# Task
Keep the pictures out of the copy and repeat the records exactly.

+++ Dataset excerpts

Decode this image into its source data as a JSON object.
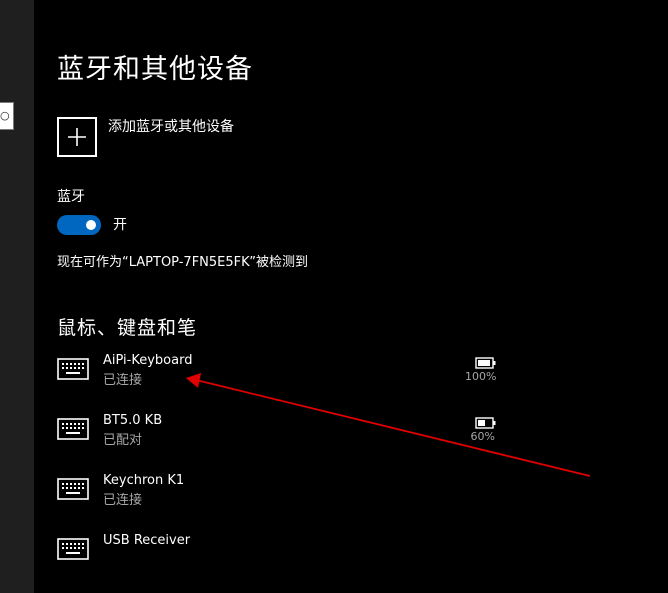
{
  "page": {
    "title": "蓝牙和其他设备"
  },
  "add_device": {
    "label": "添加蓝牙或其他设备"
  },
  "bluetooth": {
    "label": "蓝牙",
    "toggle_state": "开",
    "on": true
  },
  "discoverable_text": "现在可作为“LAPTOP-7FN5E5FK”被检测到",
  "section": {
    "title": "鼠标、键盘和笔"
  },
  "devices": [
    {
      "name": "AiPi-Keyboard",
      "status": "已连接",
      "battery": "100%",
      "battery_level": 1.0
    },
    {
      "name": "BT5.0 KB",
      "status": "已配对",
      "battery": "60%",
      "battery_level": 0.6
    },
    {
      "name": "Keychron K1",
      "status": "已连接"
    },
    {
      "name": "USB Receiver",
      "status": ""
    }
  ],
  "colors": {
    "accent": "#0067c0",
    "annotation_arrow": "#e00000",
    "secondary_text": "#a6a6a6"
  },
  "icons": {
    "add": "plus-icon",
    "device": "keyboard-icon",
    "battery": "battery-icon",
    "search": "search-icon"
  }
}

++++++

# Output of the task
Decode this image into its source data as a JSON object.
{
  "page": {
    "title": "蓝牙和其他设备"
  },
  "add_device": {
    "label": "添加蓝牙或其他设备"
  },
  "bluetooth": {
    "label": "蓝牙",
    "toggle_state": "开",
    "on": true
  },
  "discoverable_text": "现在可作为“LAPTOP-7FN5E5FK”被检测到",
  "section": {
    "title": "鼠标、键盘和笔"
  },
  "devices": [
    {
      "name": "AiPi-Keyboard",
      "status": "已连接",
      "battery": "100%",
      "battery_level": 1.0
    },
    {
      "name": "BT5.0 KB",
      "status": "已配对",
      "battery": "60%",
      "battery_level": 0.6
    },
    {
      "name": "Keychron K1",
      "status": "已连接"
    },
    {
      "name": "USB Receiver",
      "status": ""
    }
  ],
  "colors": {
    "accent": "#0067c0",
    "annotation_arrow": "#e00000",
    "secondary_text": "#a6a6a6"
  },
  "icons": {
    "add": "plus-icon",
    "device": "keyboard-icon",
    "battery": "battery-icon",
    "search": "search-icon"
  }
}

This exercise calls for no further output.